◆ Stated task
Among the entries below, find the lines with "symbol" and copy them.

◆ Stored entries
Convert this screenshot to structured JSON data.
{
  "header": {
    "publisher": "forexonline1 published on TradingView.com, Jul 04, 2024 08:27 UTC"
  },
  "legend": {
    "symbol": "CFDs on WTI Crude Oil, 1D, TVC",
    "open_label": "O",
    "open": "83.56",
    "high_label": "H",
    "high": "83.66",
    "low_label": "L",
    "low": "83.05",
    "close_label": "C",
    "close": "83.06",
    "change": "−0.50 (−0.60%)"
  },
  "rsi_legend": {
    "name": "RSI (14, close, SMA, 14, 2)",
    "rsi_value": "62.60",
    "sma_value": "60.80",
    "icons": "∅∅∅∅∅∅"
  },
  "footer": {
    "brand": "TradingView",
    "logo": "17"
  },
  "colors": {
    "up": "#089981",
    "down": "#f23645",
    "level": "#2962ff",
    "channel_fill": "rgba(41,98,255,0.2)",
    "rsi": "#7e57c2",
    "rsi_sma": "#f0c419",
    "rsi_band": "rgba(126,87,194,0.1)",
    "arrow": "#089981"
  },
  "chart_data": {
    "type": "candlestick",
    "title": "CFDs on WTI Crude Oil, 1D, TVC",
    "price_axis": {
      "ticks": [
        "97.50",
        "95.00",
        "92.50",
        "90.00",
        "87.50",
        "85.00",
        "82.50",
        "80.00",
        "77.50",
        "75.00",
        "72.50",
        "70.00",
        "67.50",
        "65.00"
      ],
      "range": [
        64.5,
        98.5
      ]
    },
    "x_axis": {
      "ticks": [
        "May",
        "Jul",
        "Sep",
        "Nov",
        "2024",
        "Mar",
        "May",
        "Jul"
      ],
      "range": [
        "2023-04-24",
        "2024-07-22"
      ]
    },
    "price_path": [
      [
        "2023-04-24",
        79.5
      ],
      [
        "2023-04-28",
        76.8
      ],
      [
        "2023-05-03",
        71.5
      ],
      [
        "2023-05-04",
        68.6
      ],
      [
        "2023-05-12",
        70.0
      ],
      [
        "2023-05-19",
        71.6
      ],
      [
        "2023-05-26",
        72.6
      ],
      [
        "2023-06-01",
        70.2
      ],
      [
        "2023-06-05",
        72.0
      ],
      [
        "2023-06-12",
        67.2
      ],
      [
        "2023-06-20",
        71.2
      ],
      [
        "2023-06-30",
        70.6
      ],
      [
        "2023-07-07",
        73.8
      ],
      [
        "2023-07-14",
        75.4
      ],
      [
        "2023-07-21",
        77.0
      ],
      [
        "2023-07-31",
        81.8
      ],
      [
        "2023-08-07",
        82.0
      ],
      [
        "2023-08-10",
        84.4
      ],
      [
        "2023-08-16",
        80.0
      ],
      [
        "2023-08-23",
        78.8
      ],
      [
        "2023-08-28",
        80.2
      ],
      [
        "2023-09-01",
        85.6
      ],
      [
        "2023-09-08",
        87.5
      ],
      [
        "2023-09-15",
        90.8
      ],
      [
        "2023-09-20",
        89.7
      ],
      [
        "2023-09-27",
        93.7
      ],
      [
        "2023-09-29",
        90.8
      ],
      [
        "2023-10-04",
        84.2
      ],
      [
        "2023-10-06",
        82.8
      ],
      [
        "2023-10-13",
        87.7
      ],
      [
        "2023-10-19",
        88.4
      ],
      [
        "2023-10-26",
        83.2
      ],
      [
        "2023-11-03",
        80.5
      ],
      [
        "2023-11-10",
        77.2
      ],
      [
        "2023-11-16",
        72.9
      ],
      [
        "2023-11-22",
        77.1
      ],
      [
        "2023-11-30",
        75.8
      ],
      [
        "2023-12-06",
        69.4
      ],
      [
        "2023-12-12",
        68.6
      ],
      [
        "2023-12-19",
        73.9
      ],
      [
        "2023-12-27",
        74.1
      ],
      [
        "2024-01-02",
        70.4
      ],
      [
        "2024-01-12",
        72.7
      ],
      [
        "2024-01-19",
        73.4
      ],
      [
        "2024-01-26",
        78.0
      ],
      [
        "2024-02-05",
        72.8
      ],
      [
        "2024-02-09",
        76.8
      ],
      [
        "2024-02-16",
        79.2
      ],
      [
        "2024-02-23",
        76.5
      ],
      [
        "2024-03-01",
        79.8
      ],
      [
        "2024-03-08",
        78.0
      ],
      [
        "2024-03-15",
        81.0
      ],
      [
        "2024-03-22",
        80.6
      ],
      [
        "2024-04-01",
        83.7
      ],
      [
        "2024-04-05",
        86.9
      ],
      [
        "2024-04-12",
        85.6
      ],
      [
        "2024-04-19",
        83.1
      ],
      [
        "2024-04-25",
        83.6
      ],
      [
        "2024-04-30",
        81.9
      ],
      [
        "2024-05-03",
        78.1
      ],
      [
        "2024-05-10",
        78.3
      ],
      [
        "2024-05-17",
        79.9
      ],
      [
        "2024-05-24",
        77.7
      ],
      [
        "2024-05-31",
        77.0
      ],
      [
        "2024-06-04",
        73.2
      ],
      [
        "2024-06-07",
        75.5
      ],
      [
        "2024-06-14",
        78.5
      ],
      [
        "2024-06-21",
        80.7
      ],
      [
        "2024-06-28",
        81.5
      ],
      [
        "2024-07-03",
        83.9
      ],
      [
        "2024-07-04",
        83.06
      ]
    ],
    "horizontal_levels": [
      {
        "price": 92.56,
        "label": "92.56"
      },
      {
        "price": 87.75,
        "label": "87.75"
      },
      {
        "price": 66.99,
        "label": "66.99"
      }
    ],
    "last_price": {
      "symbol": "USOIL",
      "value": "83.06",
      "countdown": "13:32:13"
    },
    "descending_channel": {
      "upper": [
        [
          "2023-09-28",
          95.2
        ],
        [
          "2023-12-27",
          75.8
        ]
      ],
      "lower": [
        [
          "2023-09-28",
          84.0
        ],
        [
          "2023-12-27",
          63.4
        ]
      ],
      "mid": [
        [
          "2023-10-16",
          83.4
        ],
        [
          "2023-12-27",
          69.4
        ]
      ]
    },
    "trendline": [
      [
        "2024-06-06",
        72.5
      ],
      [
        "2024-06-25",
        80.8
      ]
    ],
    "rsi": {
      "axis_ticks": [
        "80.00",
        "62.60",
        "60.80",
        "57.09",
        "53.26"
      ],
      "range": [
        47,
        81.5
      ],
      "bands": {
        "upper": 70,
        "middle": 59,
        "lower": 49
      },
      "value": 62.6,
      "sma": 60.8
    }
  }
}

◆ The output
    "symbol": "CFDs on WTI Crude Oil, 1D, TVC",
      "symbol": "USOIL",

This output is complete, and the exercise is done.